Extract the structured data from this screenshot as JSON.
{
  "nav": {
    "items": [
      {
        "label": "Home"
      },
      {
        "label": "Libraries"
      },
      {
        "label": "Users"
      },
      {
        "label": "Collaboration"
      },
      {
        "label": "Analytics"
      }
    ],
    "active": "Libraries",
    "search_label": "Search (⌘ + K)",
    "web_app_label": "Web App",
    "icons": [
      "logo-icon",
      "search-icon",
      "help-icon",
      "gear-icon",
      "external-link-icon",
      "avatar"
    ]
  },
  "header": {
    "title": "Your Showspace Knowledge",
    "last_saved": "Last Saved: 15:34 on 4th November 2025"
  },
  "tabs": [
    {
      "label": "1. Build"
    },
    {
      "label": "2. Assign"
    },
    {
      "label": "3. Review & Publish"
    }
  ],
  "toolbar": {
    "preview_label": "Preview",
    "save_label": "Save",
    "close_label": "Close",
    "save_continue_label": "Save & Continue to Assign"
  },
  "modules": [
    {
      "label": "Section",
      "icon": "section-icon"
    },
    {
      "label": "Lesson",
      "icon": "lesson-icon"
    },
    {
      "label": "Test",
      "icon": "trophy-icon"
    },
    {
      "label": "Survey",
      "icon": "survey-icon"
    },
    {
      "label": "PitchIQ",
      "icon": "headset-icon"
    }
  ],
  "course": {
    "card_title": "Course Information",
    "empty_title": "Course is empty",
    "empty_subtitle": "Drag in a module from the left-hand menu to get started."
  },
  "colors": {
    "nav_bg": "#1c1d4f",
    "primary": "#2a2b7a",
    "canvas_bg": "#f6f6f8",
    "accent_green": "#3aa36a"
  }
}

Directions for this task ->
Write out every line from the records above, word for word.

Solution to the problem ->
Extract the structured data from this screenshot as JSON.
{
  "nav": {
    "items": [
      {
        "label": "Home"
      },
      {
        "label": "Libraries"
      },
      {
        "label": "Users"
      },
      {
        "label": "Collaboration"
      },
      {
        "label": "Analytics"
      }
    ],
    "active": "Libraries",
    "search_label": "Search (⌘ + K)",
    "web_app_label": "Web App",
    "icons": [
      "logo-icon",
      "search-icon",
      "help-icon",
      "gear-icon",
      "external-link-icon",
      "avatar"
    ]
  },
  "header": {
    "title": "Your Showspace Knowledge",
    "last_saved": "Last Saved: 15:34 on 4th November 2025"
  },
  "tabs": [
    {
      "label": "1. Build"
    },
    {
      "label": "2. Assign"
    },
    {
      "label": "3. Review & Publish"
    }
  ],
  "toolbar": {
    "preview_label": "Preview",
    "save_label": "Save",
    "close_label": "Close",
    "save_continue_label": "Save & Continue to Assign"
  },
  "modules": [
    {
      "label": "Section",
      "icon": "section-icon"
    },
    {
      "label": "Lesson",
      "icon": "lesson-icon"
    },
    {
      "label": "Test",
      "icon": "trophy-icon"
    },
    {
      "label": "Survey",
      "icon": "survey-icon"
    },
    {
      "label": "PitchIQ",
      "icon": "headset-icon"
    }
  ],
  "course": {
    "card_title": "Course Information",
    "empty_title": "Course is empty",
    "empty_subtitle": "Drag in a module from the left-hand menu to get started."
  },
  "colors": {
    "nav_bg": "#1c1d4f",
    "primary": "#2a2b7a",
    "canvas_bg": "#f6f6f8",
    "accent_green": "#3aa36a"
  }
}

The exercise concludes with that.